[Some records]

..............................

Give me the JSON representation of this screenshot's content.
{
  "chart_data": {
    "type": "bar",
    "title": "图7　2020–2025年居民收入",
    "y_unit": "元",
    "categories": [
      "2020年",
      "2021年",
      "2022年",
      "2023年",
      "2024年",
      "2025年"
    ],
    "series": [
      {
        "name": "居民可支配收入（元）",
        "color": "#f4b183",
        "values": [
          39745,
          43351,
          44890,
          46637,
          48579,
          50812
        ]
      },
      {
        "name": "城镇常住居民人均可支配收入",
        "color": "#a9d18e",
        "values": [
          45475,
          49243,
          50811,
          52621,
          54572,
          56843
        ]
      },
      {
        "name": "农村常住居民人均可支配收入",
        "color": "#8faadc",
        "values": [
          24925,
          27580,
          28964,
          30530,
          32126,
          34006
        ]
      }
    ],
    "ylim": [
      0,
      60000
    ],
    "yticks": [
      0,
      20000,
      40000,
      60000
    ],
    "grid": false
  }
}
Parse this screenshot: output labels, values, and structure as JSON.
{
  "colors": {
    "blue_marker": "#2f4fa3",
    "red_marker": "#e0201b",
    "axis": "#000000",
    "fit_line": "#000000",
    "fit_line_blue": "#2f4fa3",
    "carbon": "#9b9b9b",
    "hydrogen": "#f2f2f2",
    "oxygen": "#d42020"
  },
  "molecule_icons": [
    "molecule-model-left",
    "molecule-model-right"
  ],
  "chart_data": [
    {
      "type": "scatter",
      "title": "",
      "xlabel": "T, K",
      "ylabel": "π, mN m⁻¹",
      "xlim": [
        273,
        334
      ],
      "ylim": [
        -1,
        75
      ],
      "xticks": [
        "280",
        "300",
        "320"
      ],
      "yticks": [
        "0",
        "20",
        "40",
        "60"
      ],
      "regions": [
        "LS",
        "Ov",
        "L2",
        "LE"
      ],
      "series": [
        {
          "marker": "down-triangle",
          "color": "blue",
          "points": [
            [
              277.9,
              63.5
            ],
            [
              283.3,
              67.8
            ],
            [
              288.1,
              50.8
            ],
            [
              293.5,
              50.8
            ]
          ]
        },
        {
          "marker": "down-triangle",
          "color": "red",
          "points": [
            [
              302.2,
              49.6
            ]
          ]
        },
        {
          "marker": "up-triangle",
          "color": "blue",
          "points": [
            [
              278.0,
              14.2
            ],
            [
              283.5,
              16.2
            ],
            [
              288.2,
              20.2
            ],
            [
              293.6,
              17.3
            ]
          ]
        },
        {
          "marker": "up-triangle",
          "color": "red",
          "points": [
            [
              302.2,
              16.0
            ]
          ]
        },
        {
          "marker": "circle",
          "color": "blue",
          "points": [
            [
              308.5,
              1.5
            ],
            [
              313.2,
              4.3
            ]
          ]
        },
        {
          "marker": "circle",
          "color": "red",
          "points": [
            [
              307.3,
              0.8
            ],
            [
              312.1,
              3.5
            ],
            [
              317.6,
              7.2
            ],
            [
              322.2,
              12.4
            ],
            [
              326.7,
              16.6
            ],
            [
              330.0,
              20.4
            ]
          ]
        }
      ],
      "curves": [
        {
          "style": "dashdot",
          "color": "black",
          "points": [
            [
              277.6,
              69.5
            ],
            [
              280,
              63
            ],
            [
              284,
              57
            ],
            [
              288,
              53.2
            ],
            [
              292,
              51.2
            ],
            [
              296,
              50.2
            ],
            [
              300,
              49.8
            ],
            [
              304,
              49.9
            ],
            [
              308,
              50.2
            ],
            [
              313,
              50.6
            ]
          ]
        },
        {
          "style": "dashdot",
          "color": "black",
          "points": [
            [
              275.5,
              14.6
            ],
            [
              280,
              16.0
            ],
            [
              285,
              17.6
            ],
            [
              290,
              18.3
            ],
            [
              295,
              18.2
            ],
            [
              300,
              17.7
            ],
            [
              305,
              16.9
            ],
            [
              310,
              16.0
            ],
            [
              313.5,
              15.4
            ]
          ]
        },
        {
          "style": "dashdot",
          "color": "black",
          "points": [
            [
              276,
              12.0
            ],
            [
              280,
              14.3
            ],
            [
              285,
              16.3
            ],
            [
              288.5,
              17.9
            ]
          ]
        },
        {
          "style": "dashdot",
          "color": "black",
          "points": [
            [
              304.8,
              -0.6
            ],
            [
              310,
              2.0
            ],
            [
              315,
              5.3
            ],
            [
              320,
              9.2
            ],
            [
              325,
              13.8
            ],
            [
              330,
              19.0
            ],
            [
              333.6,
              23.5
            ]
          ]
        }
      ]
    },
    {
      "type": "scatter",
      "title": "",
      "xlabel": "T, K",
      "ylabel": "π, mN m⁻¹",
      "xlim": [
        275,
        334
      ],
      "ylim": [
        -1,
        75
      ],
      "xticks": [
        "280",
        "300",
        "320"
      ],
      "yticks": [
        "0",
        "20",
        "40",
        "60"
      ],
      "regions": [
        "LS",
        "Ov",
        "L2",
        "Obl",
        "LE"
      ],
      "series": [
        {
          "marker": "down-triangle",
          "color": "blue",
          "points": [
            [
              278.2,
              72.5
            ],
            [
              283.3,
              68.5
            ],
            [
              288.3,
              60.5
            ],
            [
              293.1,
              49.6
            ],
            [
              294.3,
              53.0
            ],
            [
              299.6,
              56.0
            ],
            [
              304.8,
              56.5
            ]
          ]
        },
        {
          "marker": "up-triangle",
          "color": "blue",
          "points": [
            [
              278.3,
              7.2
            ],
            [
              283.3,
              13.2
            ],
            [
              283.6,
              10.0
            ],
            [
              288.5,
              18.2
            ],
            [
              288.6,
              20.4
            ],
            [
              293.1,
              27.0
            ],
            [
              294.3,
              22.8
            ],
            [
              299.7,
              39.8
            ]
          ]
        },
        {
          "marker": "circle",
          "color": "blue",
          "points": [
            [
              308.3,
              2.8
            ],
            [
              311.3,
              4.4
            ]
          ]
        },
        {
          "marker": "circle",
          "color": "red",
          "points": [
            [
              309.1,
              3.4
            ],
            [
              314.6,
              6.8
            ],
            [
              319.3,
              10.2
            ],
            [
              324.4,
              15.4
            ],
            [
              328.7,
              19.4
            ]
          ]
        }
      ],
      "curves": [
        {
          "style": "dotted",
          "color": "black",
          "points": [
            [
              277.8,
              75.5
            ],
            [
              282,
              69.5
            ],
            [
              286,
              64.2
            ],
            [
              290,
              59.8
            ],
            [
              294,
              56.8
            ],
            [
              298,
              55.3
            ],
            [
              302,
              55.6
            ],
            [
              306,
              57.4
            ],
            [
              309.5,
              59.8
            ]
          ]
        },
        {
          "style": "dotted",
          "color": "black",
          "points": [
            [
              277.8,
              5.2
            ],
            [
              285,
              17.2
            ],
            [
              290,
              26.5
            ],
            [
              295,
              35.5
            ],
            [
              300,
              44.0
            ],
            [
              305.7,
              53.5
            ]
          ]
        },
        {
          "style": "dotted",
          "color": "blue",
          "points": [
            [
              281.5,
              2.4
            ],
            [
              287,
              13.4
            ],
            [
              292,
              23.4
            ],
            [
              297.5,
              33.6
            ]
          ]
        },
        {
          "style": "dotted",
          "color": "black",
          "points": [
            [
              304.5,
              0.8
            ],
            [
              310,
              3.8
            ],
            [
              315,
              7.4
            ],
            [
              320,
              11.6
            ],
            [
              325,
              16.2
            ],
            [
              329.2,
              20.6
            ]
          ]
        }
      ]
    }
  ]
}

..............................

## Set problem
Repeat the material above in full, exactly as it stands.

## Full output
Give me the JSON representation of this screenshot's content.
{
  "chart_data": {
    "type": "bar",
    "title": "图7　2020–2025年居民收入",
    "y_unit": "元",
    "categories": [
      "2020年",
      "2021年",
      "2022年",
      "2023年",
      "2024年",
      "2025年"
    ],
    "series": [
      {
        "name": "居民可支配收入（元）",
        "color": "#f4b183",
        "values": [
          39745,
          43351,
          44890,
          46637,
          48579,
          50812
        ]
      },
      {
        "name": "城镇常住居民人均可支配收入",
        "color": "#a9d18e",
        "values": [
          45475,
          49243,
          50811,
          52621,
          54572,
          56843
        ]
      },
      {
        "name": "农村常住居民人均可支配收入",
        "color": "#8faadc",
        "values": [
          24925,
          27580,
          28964,
          30530,
          32126,
          34006
        ]
      }
    ],
    "ylim": [
      0,
      60000
    ],
    "yticks": [
      0,
      20000,
      40000,
      60000
    ],
    "grid": false
  }
}
Parse this screenshot: output labels, values, and structure as JSON.
{
  "colors": {
    "blue_marker": "#2f4fa3",
    "red_marker": "#e0201b",
    "axis": "#000000",
    "fit_line": "#000000",
    "fit_line_blue": "#2f4fa3",
    "carbon": "#9b9b9b",
    "hydrogen": "#f2f2f2",
    "oxygen": "#d42020"
  },
  "molecule_icons": [
    "molecule-model-left",
    "molecule-model-right"
  ],
  "chart_data": [
    {
      "type": "scatter",
      "title": "",
      "xlabel": "T, K",
      "ylabel": "π, mN m⁻¹",
      "xlim": [
        273,
        334
      ],
      "ylim": [
        -1,
        75
      ],
      "xticks": [
        "280",
        "300",
        "320"
      ],
      "yticks": [
        "0",
        "20",
        "40",
        "60"
      ],
      "regions": [
        "LS",
        "Ov",
        "L2",
        "LE"
      ],
      "series": [
        {
          "marker": "down-triangle",
          "color": "blue",
          "points": [
            [
              277.9,
              63.5
            ],
            [
              283.3,
              67.8
            ],
            [
              288.1,
              50.8
            ],
            [
              293.5,
              50.8
            ]
          ]
        },
        {
          "marker": "down-triangle",
          "color": "red",
          "points": [
            [
              302.2,
              49.6
            ]
          ]
        },
        {
          "marker": "up-triangle",
          "color": "blue",
          "points": [
            [
              278.0,
              14.2
            ],
            [
              283.5,
              16.2
            ],
            [
              288.2,
              20.2
            ],
            [
              293.6,
              17.3
            ]
          ]
        },
        {
          "marker": "up-triangle",
          "color": "red",
          "points": [
            [
              302.2,
              16.0
            ]
          ]
        },
        {
          "marker": "circle",
          "color": "blue",
          "points": [
            [
              308.5,
              1.5
            ],
            [
              313.2,
              4.3
            ]
          ]
        },
        {
          "marker": "circle",
          "color": "red",
          "points": [
            [
              307.3,
              0.8
            ],
            [
              312.1,
              3.5
            ],
            [
              317.6,
              7.2
            ],
            [
              322.2,
              12.4
            ],
            [
              326.7,
              16.6
            ],
            [
              330.0,
              20.4
            ]
          ]
        }
      ],
      "curves": [
        {
          "style": "dashdot",
          "color": "black",
          "points": [
            [
              277.6,
              69.5
            ],
            [
              280,
              63
            ],
            [
              284,
              57
            ],
            [
              288,
              53.2
            ],
            [
              292,
              51.2
            ],
            [
              296,
              50.2
            ],
            [
              300,
              49.8
            ],
            [
              304,
              49.9
            ],
            [
              308,
              50.2
            ],
            [
              313,
              50.6
            ]
          ]
        },
        {
          "style": "dashdot",
          "color": "black",
          "points": [
            [
              275.5,
              14.6
            ],
            [
              280,
              16.0
            ],
            [
              285,
              17.6
            ],
            [
              290,
              18.3
            ],
            [
              295,
              18.2
            ],
            [
              300,
              17.7
            ],
            [
              305,
              16.9
            ],
            [
              310,
              16.0
            ],
            [
              313.5,
              15.4
            ]
          ]
        },
        {
          "style": "dashdot",
          "color": "black",
          "points": [
            [
              276,
              12.0
            ],
            [
              280,
              14.3
            ],
            [
              285,
              16.3
            ],
            [
              288.5,
              17.9
            ]
          ]
        },
        {
          "style": "dashdot",
          "color": "black",
          "points": [
            [
              304.8,
              -0.6
            ],
            [
              310,
              2.0
            ],
            [
              315,
              5.3
            ],
            [
              320,
              9.2
            ],
            [
              325,
              13.8
            ],
            [
              330,
              19.0
            ],
            [
              333.6,
              23.5
            ]
          ]
        }
      ]
    },
    {
      "type": "scatter",
      "title": "",
      "xlabel": "T, K",
      "ylabel": "π, mN m⁻¹",
      "xlim": [
        275,
        334
      ],
      "ylim": [
        -1,
        75
      ],
      "xticks": [
        "280",
        "300",
        "320"
      ],
      "yticks": [
        "0",
        "20",
        "40",
        "60"
      ],
      "regions": [
        "LS",
        "Ov",
        "L2",
        "Obl",
        "LE"
      ],
      "series": [
        {
          "marker": "down-triangle",
          "color": "blue",
          "points": [
            [
              278.2,
              72.5
            ],
            [
              283.3,
              68.5
            ],
            [
              288.3,
              60.5
            ],
            [
              293.1,
              49.6
            ],
            [
              294.3,
              53.0
            ],
            [
              299.6,
              56.0
            ],
            [
              304.8,
              56.5
            ]
          ]
        },
        {
          "marker": "up-triangle",
          "color": "blue",
          "points": [
            [
              278.3,
              7.2
            ],
            [
              283.3,
              13.2
            ],
            [
              283.6,
              10.0
            ],
            [
              288.5,
              18.2
            ],
            [
              288.6,
              20.4
            ],
            [
              293.1,
              27.0
            ],
            [
              294.3,
              22.8
            ],
            [
              299.7,
              39.8
            ]
          ]
        },
        {
          "marker": "circle",
          "color": "blue",
          "points": [
            [
              308.3,
              2.8
            ],
            [
              311.3,
              4.4
            ]
          ]
        },
        {
          "marker": "circle",
          "color": "red",
          "points": [
            [
              309.1,
              3.4
            ],
            [
              314.6,
              6.8
            ],
            [
              319.3,
              10.2
            ],
            [
              324.4,
              15.4
            ],
            [
              328.7,
              19.4
            ]
          ]
        }
      ],
      "curves": [
        {
          "style": "dotted",
          "color": "black",
          "points": [
            [
              277.8,
              75.5
            ],
            [
              282,
              69.5
            ],
            [
              286,
              64.2
            ],
            [
              290,
              59.8
            ],
            [
              294,
              56.8
            ],
            [
              298,
              55.3
            ],
            [
              302,
              55.6
            ],
            [
              306,
              57.4
            ],
            [
              309.5,
              59.8
            ]
          ]
        },
        {
          "style": "dotted",
          "color": "black",
          "points": [
            [
              277.8,
              5.2
            ],
            [
              285,
              17.2
            ],
            [
              290,
              26.5
            ],
            [
              295,
              35.5
            ],
            [
              300,
              44.0
            ],
            [
              305.7,
              53.5
            ]
          ]
        },
        {
          "style": "dotted",
          "color": "blue",
          "points": [
            [
              281.5,
              2.4
            ],
            [
              287,
              13.4
            ],
            [
              292,
              23.4
            ],
            [
              297.5,
              33.6
            ]
          ]
        },
        {
          "style": "dotted",
          "color": "black",
          "points": [
            [
              304.5,
              0.8
            ],
            [
              310,
              3.8
            ],
            [
              315,
              7.4
            ],
            [
              320,
              11.6
            ],
            [
              325,
              16.2
            ],
            [
              329.2,
              20.6
            ]
          ]
        }
      ]
    }
  ]
}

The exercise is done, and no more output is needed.